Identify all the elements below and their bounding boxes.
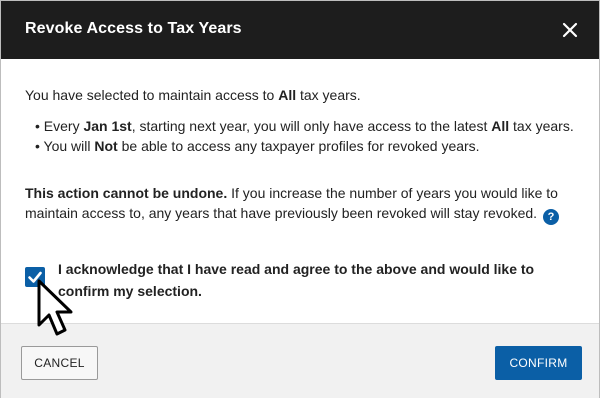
bullet1-bold1: Jan 1st [83, 118, 132, 134]
bullet-not-access: • You will Not be able to access any tax… [35, 136, 575, 156]
bullet-jan-first: • Every Jan 1st, starting next year, you… [35, 116, 575, 136]
revoke-access-dialog: Revoke Access to Tax Years You have sele… [0, 0, 600, 398]
acknowledge-checkbox[interactable] [25, 267, 45, 287]
warning-bold: This action cannot be undone. [25, 185, 228, 201]
checkmark-icon [28, 271, 42, 283]
cancel-button[interactable]: CANCEL [21, 346, 98, 380]
dialog-footer: CANCEL CONFIRM [1, 323, 599, 398]
bullet1-suffix: tax years. [509, 118, 574, 134]
intro-suffix: tax years. [296, 87, 361, 103]
bullet1-mid: , starting next year, you will only have… [131, 118, 492, 134]
intro-text: You have selected to maintain access to … [25, 85, 361, 105]
acknowledge-label[interactable]: I acknowledge that I have read and agree… [58, 258, 578, 302]
bullet2-bold: Not [94, 138, 118, 154]
intro-bold: All [278, 87, 297, 103]
close-button[interactable] [559, 19, 581, 41]
dialog-body: You have selected to maintain access to … [1, 59, 599, 323]
warning-text: This action cannot be undone. If you inc… [25, 183, 570, 225]
confirm-button[interactable]: CONFIRM [495, 346, 582, 380]
dialog-title: Revoke Access to Tax Years [25, 20, 242, 37]
bullet2-prefix: • You will [35, 138, 95, 154]
close-icon [562, 22, 578, 38]
bullet1-bold2: All [491, 118, 510, 134]
help-icon[interactable]: ? [542, 209, 559, 225]
intro-prefix: You have selected to maintain access to [25, 87, 279, 103]
info-bullets: • Every Jan 1st, starting next year, you… [35, 116, 575, 156]
dialog-header: Revoke Access to Tax Years [1, 1, 599, 59]
bullet1-prefix: • Every [35, 118, 84, 134]
bullet2-suffix: be able to access any taxpayer profiles … [117, 138, 480, 154]
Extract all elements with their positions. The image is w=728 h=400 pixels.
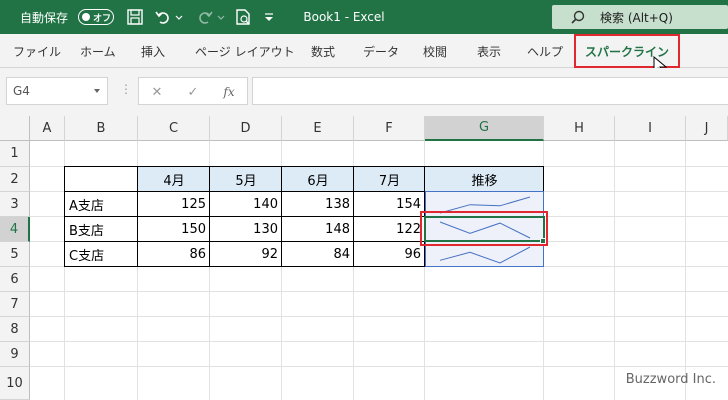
----
Copy out the stretch of the listing from the line containing "bullet1-bold1: Jan 1st [83, 118, 132, 134]" through the line containing "acknowledge-checkbox[interactable] [25, 267, 45, 287]", both included, with each line reproduced character for character.

Expected answer:
bullet1-bold1: Jan 1st [83, 118, 132, 134]
bullet-not-access: • You will Not be able to access any tax… [35, 136, 575, 156]
bullet-jan-first: • Every Jan 1st, starting next year, you… [35, 116, 575, 136]
revoke-access-dialog: Revoke Access to Tax Years You have sele… [0, 0, 600, 398]
acknowledge-checkbox[interactable] [25, 267, 45, 287]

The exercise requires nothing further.